*Document section:*
+===+

Boston-based Partners, an integrated health system founded by Brigham and Women’s Hospital and Massachusetts General Hospital, also operates several community hospitals and is a teaching affiliate of Harvard Medical School.
It works with an electronic medical record system that was also built in-house, It’s called LMR – Longitudinal Medical Records – and it is Partners’ outpatient record.
A small e-prescribing pilot was scheduled to begin at the end of April with just a handful of physicians. Plans were to follow the initial pilot with another beginning June 1 with 125 users – three practices.
“Assuming the pilot will not reveal major issues – software routing, user training, patient satisfaction, pharmacy issues, etc…– we should be able to rapidly ramp it up to the rest of the LMR user base, said Carol Broverman, the Partners senior corporate manager who is heading up the project. “Decisions will be made based on the outcome of the pilot,” she said.
Broverman describes Partners as a “fast follower” on the healthcare IT front – abreast of development, but not too far ahead. Partners usually chooses to design and build the technology in-house because often users ask for functionality not yet available from commercial products, Broverman said.
Partners’ LMR has more than 20,000 users, of which about 12,000 Broverman describes as “active” daily users. At full rollout of the e-prescribing system, she said, about 5,000 prescribing physicians will use it.
“Benefits are both patient safety and in saving costs for faxing,” she said.
More than 8.8 million adverse drug events occur each year in ambulatory care, according to the Center for Information Technology and Leadership, and an estimated 3 million are preventable.

+===+

In the passage on Partners' e-prescribing pilot, how many users were planned for the pilot beginning June 1?

+===+

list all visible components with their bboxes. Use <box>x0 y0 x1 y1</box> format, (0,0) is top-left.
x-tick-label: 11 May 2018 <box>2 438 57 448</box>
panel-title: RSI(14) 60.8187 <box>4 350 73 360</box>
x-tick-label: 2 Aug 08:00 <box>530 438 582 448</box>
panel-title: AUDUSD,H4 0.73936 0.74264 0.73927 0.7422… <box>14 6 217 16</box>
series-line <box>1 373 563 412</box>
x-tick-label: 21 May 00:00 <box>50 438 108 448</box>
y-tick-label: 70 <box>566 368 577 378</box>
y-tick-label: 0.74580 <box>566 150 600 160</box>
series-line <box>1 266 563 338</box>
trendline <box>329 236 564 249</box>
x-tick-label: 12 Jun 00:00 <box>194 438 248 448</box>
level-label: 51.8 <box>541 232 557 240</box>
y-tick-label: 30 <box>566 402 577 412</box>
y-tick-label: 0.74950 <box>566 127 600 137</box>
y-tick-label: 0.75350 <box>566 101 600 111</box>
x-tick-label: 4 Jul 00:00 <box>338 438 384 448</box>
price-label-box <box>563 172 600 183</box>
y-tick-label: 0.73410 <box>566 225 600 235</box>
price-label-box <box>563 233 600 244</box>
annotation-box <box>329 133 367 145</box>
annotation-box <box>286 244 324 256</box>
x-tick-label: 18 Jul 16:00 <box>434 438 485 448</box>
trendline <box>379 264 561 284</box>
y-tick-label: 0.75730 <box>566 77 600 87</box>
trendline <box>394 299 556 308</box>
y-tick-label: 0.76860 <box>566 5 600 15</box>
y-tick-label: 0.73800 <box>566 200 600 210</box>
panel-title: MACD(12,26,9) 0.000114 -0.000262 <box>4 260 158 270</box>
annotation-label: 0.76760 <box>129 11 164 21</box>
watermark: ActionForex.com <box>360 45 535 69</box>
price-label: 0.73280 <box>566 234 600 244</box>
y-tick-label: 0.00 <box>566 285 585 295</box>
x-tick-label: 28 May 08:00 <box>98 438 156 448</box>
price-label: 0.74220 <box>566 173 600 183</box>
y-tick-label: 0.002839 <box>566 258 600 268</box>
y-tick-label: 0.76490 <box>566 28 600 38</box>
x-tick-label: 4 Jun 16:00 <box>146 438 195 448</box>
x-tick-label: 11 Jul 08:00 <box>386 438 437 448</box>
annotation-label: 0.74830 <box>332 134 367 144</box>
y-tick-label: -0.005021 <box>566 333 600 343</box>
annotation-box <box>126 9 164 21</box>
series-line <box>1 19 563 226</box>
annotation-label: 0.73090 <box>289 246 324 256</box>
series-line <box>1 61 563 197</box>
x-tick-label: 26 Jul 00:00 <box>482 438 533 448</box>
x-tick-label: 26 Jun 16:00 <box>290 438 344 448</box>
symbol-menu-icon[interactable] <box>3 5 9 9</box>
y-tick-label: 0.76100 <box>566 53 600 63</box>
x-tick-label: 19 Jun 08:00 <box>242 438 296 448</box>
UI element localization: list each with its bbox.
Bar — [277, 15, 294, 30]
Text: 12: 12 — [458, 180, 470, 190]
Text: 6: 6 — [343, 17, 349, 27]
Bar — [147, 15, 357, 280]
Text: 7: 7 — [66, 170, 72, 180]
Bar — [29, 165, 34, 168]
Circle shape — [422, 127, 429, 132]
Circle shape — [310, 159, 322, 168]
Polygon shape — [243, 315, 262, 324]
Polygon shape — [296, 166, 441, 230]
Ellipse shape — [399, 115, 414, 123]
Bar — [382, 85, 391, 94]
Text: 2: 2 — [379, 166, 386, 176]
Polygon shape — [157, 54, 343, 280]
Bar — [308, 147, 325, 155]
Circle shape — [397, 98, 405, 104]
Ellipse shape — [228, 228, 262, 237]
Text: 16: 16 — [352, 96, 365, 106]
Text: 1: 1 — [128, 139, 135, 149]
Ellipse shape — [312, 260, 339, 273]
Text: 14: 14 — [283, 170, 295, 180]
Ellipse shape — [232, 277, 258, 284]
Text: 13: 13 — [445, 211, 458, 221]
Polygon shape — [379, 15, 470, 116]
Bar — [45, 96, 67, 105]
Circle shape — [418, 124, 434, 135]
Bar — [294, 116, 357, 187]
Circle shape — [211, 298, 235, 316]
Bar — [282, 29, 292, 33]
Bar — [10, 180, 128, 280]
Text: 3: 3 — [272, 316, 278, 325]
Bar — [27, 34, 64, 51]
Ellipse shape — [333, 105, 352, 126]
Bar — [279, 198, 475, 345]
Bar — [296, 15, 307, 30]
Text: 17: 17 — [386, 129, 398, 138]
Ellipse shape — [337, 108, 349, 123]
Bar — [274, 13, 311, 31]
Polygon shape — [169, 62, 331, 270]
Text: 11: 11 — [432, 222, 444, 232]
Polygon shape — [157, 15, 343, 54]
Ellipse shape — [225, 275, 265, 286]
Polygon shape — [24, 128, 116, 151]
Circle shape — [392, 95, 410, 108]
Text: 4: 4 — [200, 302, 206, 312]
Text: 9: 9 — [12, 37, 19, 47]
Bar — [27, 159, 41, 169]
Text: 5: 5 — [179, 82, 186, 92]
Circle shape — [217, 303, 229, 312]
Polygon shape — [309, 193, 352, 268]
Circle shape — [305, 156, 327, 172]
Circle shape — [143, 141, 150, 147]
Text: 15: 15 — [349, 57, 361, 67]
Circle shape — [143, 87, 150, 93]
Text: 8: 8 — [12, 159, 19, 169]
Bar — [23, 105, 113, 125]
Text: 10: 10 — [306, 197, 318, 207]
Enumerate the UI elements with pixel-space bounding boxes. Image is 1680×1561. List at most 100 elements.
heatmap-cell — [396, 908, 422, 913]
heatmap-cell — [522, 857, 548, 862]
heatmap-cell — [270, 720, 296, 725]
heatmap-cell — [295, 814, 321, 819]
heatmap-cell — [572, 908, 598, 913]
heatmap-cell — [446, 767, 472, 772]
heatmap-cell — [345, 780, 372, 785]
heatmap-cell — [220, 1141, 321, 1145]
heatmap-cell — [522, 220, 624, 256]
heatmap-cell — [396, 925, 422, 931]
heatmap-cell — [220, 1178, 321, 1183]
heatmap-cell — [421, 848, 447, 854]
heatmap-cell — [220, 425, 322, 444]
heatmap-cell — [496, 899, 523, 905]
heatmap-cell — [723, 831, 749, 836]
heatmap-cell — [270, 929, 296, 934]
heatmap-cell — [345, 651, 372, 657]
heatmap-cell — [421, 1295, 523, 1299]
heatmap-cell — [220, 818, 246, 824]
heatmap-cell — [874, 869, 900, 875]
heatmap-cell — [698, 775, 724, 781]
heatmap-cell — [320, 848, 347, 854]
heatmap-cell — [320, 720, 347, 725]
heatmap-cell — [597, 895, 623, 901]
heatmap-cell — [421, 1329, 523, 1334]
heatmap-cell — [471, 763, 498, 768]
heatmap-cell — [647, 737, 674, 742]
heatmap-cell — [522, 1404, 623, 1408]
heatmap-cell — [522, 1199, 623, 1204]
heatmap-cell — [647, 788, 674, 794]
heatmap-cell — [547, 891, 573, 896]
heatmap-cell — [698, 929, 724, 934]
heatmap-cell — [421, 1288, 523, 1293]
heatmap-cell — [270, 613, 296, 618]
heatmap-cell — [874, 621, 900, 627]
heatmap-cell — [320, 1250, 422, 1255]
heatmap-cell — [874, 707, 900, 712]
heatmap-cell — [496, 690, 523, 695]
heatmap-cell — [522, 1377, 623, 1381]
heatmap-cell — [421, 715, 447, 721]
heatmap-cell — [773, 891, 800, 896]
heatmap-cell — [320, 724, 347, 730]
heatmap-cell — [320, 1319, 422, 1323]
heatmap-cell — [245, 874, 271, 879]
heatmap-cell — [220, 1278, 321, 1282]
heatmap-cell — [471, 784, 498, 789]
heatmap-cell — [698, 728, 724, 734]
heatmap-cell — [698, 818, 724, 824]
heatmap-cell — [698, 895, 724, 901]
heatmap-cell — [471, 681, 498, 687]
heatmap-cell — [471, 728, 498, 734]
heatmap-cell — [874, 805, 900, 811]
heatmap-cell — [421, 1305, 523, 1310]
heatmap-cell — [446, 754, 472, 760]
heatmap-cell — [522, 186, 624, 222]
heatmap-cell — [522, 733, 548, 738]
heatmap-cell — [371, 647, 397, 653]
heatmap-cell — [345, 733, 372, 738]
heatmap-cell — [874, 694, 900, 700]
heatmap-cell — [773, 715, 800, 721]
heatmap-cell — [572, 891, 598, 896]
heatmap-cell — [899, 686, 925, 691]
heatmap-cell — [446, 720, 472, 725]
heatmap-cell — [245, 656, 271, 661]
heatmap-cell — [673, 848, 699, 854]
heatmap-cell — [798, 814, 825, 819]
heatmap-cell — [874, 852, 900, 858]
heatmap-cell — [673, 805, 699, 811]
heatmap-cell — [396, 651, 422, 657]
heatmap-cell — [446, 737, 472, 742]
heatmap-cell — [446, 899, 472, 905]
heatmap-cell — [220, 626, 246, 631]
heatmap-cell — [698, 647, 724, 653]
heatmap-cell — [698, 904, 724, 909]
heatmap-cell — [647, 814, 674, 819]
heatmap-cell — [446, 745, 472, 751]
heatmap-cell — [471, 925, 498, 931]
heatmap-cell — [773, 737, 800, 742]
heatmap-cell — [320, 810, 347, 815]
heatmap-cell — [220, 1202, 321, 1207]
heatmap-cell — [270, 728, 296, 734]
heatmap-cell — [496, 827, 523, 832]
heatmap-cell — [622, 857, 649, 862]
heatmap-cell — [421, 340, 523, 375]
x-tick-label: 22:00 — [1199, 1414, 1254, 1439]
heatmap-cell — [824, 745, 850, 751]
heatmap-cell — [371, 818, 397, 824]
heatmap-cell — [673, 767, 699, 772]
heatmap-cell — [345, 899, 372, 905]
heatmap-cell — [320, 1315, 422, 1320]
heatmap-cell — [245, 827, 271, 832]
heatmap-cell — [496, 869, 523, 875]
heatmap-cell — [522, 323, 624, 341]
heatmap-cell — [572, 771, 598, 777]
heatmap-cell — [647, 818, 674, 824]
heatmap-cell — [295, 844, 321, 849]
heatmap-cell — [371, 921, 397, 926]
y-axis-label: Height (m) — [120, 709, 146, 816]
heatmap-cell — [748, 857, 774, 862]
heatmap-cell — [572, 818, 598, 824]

+===+

*Your response:* 125 users, across three practices.